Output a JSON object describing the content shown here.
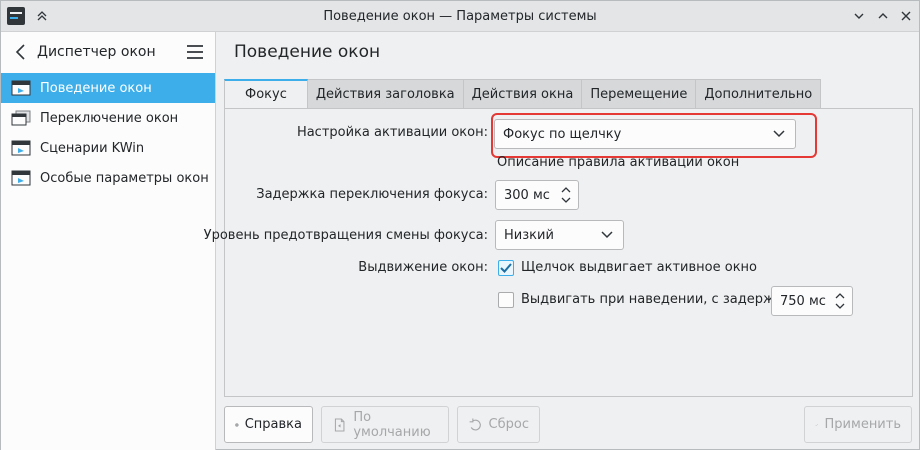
{
  "window": {
    "title": "Поведение окон — Параметры системы"
  },
  "sidebar": {
    "title": "Диспетчер окон",
    "items": [
      {
        "label": "Поведение окон",
        "active": true
      },
      {
        "label": "Переключение окон",
        "active": false
      },
      {
        "label": "Сценарии KWin",
        "active": false
      },
      {
        "label": "Особые параметры окон",
        "active": false
      }
    ]
  },
  "main": {
    "title": "Поведение окон",
    "tabs": [
      {
        "label": "Фокус",
        "active": true
      },
      {
        "label": "Действия заголовка",
        "active": false
      },
      {
        "label": "Действия окна",
        "active": false
      },
      {
        "label": "Перемещение",
        "active": false
      },
      {
        "label": "Дополнительно",
        "active": false
      }
    ],
    "focus": {
      "activation_label": "Настройка активации окон:",
      "activation_value": "Фокус по щелчку",
      "activation_description": "Описание правила активации окон",
      "delay_label": "Задержка переключения фокуса:",
      "delay_value": "300 мс",
      "prevention_label": "Уровень предотвращения смены фокуса:",
      "prevention_value": "Низкий",
      "raise_label": "Выдвижение окон:",
      "click_raise_label": "Щелчок выдвигает активное окно",
      "click_raise_checked": true,
      "hover_raise_label": "Выдвигать при наведении, с задержкой:",
      "hover_raise_checked": false,
      "hover_delay_value": "750 мс"
    }
  },
  "buttons": {
    "help": "Справка",
    "defaults": "По умолчанию",
    "reset": "Сброс",
    "apply": "Применить"
  },
  "colors": {
    "accent": "#3daee9",
    "highlight": "#e53935"
  }
}
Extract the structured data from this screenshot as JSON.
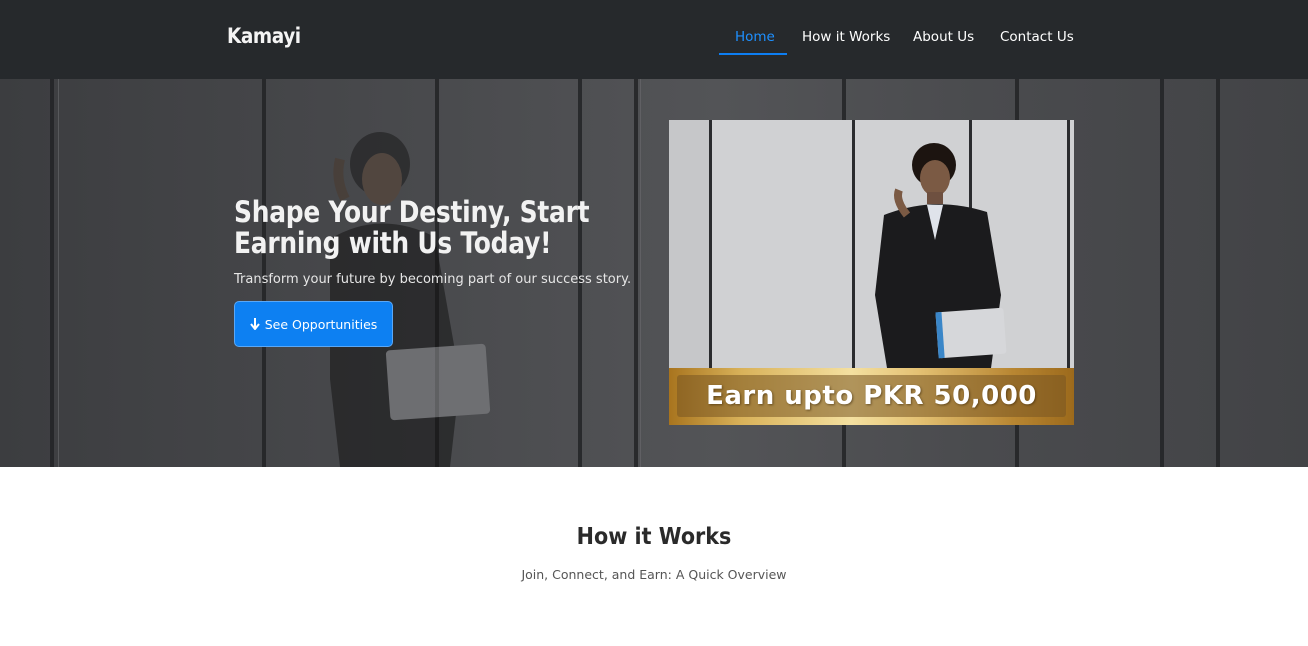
{
  "navbar": {
    "brand": "Kamayi",
    "links": [
      {
        "label": "Home",
        "active": true
      },
      {
        "label": "How it Works",
        "active": false
      },
      {
        "label": "About Us",
        "active": false
      },
      {
        "label": "Contact Us",
        "active": false
      }
    ]
  },
  "hero": {
    "title": "Shape Your Destiny, Start Earning with Us Today!",
    "subtitle": "Transform your future by becoming part of our success story.",
    "cta_label": "See Opportunities",
    "cta_icon": "arrow-down-icon",
    "banner_text": "Earn upto PKR 50,000"
  },
  "how_it_works": {
    "title": "How it Works",
    "subtitle": "Join, Connect, and Earn: A Quick Overview"
  },
  "colors": {
    "navbar_bg": "#26292c",
    "accent": "#0d80f2",
    "active_link": "#1e90ff",
    "gold": "#d9b25a"
  }
}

#### DESCRIPTION OF THE TASK
Exactly as written, return every line of the listing, but not the pictures.

#### CORRECT RESPONSE
Output a JSON object describing the content shown here.
{
  "window": {
    "title": "Поведение окон — Параметры системы"
  },
  "sidebar": {
    "title": "Диспетчер окон",
    "items": [
      {
        "label": "Поведение окон",
        "active": true
      },
      {
        "label": "Переключение окон",
        "active": false
      },
      {
        "label": "Сценарии KWin",
        "active": false
      },
      {
        "label": "Особые параметры окон",
        "active": false
      }
    ]
  },
  "main": {
    "title": "Поведение окон",
    "tabs": [
      {
        "label": "Фокус",
        "active": true
      },
      {
        "label": "Действия заголовка",
        "active": false
      },
      {
        "label": "Действия окна",
        "active": false
      },
      {
        "label": "Перемещение",
        "active": false
      },
      {
        "label": "Дополнительно",
        "active": false
      }
    ],
    "focus": {
      "activation_label": "Настройка активации окон:",
      "activation_value": "Фокус по щелчку",
      "activation_description": "Описание правила активации окон",
      "delay_label": "Задержка переключения фокуса:",
      "delay_value": "300 мс",
      "prevention_label": "Уровень предотвращения смены фокуса:",
      "prevention_value": "Низкий",
      "raise_label": "Выдвижение окон:",
      "click_raise_label": "Щелчок выдвигает активное окно",
      "click_raise_checked": true,
      "hover_raise_label": "Выдвигать при наведении, с задержкой:",
      "hover_raise_checked": false,
      "hover_delay_value": "750 мс"
    }
  },
  "buttons": {
    "help": "Справка",
    "defaults": "По умолчанию",
    "reset": "Сброс",
    "apply": "Применить"
  },
  "colors": {
    "accent": "#3daee9",
    "highlight": "#e53935"
  }
}
Extract the structured data from this screenshot as JSON.
{
  "navbar": {
    "brand": "Kamayi",
    "links": [
      {
        "label": "Home",
        "active": true
      },
      {
        "label": "How it Works",
        "active": false
      },
      {
        "label": "About Us",
        "active": false
      },
      {
        "label": "Contact Us",
        "active": false
      }
    ]
  },
  "hero": {
    "title": "Shape Your Destiny, Start Earning with Us Today!",
    "subtitle": "Transform your future by becoming part of our success story.",
    "cta_label": "See Opportunities",
    "cta_icon": "arrow-down-icon",
    "banner_text": "Earn upto PKR 50,000"
  },
  "how_it_works": {
    "title": "How it Works",
    "subtitle": "Join, Connect, and Earn: A Quick Overview"
  },
  "colors": {
    "navbar_bg": "#26292c",
    "accent": "#0d80f2",
    "active_link": "#1e90ff",
    "gold": "#d9b25a"
  }
}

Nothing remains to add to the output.